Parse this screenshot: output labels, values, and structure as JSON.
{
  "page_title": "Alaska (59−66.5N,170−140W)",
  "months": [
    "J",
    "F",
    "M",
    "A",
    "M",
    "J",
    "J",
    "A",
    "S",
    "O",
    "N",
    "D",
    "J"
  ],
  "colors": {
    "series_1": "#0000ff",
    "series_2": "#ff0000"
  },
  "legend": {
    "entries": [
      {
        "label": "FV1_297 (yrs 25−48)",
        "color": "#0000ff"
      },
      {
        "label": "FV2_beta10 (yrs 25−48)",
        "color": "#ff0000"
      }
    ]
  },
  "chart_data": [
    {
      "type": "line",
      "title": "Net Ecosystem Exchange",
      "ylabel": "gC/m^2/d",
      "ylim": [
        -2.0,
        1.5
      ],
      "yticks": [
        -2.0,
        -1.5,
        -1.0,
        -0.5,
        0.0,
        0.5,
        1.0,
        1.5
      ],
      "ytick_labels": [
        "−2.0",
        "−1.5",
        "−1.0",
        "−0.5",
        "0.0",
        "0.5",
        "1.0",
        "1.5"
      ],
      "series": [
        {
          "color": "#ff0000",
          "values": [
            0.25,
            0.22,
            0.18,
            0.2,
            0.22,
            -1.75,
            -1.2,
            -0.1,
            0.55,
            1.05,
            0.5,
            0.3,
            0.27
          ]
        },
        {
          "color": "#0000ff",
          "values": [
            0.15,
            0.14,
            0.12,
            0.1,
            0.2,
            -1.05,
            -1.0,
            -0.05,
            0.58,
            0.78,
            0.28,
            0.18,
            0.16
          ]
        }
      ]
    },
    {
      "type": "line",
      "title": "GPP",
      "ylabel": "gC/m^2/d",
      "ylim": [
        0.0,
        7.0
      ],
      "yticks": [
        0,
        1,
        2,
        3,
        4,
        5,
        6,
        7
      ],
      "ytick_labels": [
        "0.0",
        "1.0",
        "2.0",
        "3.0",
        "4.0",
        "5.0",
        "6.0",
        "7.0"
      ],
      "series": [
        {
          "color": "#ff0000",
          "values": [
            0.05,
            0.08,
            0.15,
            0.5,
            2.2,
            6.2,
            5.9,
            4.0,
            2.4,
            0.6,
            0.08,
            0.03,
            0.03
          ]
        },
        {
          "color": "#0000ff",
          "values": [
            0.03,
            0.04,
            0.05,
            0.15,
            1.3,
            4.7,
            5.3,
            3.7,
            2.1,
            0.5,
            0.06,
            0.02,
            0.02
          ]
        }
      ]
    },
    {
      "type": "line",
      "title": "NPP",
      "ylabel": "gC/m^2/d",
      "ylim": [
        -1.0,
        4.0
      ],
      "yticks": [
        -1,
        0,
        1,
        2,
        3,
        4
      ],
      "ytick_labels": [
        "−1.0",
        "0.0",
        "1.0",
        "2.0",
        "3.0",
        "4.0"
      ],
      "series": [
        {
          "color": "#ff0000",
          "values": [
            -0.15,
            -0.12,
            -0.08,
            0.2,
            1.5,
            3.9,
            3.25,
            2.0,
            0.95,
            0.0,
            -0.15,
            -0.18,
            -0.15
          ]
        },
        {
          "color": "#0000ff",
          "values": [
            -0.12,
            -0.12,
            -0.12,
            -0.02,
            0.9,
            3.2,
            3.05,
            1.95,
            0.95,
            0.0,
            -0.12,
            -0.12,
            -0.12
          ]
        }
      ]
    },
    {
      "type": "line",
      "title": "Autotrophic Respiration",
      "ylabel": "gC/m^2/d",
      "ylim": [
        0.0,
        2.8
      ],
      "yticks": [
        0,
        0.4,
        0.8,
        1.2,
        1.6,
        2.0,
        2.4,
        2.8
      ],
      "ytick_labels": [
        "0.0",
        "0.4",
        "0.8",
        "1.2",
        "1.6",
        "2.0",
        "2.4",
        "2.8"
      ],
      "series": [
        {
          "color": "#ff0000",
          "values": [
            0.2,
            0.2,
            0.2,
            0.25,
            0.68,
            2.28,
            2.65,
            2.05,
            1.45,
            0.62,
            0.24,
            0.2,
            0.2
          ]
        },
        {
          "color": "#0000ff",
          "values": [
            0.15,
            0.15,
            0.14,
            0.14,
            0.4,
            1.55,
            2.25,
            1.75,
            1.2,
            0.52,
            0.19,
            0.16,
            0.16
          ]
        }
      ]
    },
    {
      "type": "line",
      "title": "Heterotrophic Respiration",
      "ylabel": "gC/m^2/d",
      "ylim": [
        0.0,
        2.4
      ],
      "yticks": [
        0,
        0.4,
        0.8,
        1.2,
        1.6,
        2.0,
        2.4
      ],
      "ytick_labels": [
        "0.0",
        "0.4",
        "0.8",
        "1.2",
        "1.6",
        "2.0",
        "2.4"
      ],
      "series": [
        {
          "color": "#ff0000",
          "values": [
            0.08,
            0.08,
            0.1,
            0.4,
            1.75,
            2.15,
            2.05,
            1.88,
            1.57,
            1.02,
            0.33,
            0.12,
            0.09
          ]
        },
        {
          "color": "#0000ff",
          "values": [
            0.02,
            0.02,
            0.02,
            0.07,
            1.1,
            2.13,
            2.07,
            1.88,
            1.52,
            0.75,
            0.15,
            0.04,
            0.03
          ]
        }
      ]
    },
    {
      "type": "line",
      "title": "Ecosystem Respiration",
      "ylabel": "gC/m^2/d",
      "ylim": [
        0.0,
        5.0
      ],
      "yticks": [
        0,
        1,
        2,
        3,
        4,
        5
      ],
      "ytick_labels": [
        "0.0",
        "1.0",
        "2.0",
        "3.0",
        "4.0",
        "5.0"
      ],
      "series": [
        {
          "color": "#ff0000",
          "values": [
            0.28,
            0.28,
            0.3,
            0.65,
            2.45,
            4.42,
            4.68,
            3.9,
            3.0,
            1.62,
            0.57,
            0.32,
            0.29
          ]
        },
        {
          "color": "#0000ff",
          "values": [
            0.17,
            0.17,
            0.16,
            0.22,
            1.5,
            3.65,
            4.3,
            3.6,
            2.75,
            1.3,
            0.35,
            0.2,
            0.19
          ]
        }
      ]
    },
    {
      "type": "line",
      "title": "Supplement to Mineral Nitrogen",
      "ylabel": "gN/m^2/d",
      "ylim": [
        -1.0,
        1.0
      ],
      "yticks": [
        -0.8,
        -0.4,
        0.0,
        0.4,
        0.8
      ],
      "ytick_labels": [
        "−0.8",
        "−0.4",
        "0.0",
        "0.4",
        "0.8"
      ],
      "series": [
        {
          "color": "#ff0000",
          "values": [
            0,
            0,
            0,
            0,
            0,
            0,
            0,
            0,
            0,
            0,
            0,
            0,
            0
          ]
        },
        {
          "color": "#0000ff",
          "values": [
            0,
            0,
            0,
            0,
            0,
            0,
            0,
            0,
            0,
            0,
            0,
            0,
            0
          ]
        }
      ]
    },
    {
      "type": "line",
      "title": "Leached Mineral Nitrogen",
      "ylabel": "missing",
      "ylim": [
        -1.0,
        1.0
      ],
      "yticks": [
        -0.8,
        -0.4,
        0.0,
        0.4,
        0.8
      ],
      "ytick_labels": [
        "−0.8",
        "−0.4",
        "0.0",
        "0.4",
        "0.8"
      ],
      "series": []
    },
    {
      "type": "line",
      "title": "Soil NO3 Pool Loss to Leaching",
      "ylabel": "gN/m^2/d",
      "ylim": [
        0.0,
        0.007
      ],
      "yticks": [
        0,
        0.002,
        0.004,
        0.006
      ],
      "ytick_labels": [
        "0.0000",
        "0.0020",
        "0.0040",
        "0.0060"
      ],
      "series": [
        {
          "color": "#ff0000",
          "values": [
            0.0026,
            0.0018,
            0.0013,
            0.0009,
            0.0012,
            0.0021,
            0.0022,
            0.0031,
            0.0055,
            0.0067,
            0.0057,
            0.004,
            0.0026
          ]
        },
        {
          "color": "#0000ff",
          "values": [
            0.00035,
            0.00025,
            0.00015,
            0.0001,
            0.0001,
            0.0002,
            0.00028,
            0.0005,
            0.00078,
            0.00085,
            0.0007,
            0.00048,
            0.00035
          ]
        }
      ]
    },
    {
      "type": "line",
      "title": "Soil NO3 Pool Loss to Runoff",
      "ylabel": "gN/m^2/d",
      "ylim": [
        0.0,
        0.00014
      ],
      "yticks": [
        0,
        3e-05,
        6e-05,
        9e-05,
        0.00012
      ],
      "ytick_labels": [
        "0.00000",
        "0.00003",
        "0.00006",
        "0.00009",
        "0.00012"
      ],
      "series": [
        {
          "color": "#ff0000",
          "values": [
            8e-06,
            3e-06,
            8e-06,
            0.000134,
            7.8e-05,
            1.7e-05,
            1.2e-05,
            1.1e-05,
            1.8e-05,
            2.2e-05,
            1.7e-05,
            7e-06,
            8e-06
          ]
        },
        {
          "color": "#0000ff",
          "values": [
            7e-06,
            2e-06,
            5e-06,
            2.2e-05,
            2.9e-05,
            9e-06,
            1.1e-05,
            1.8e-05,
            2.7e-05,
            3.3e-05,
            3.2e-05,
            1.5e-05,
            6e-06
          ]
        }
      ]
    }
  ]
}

§ §

◆ What the exercise asks
Gather up the lines containing the word "Nitrogen" from these records and copy them.

◆ Answer for the task
      "title": "Supplement to Mineral Nitrogen",
      "title": "Leached Mineral Nitrogen",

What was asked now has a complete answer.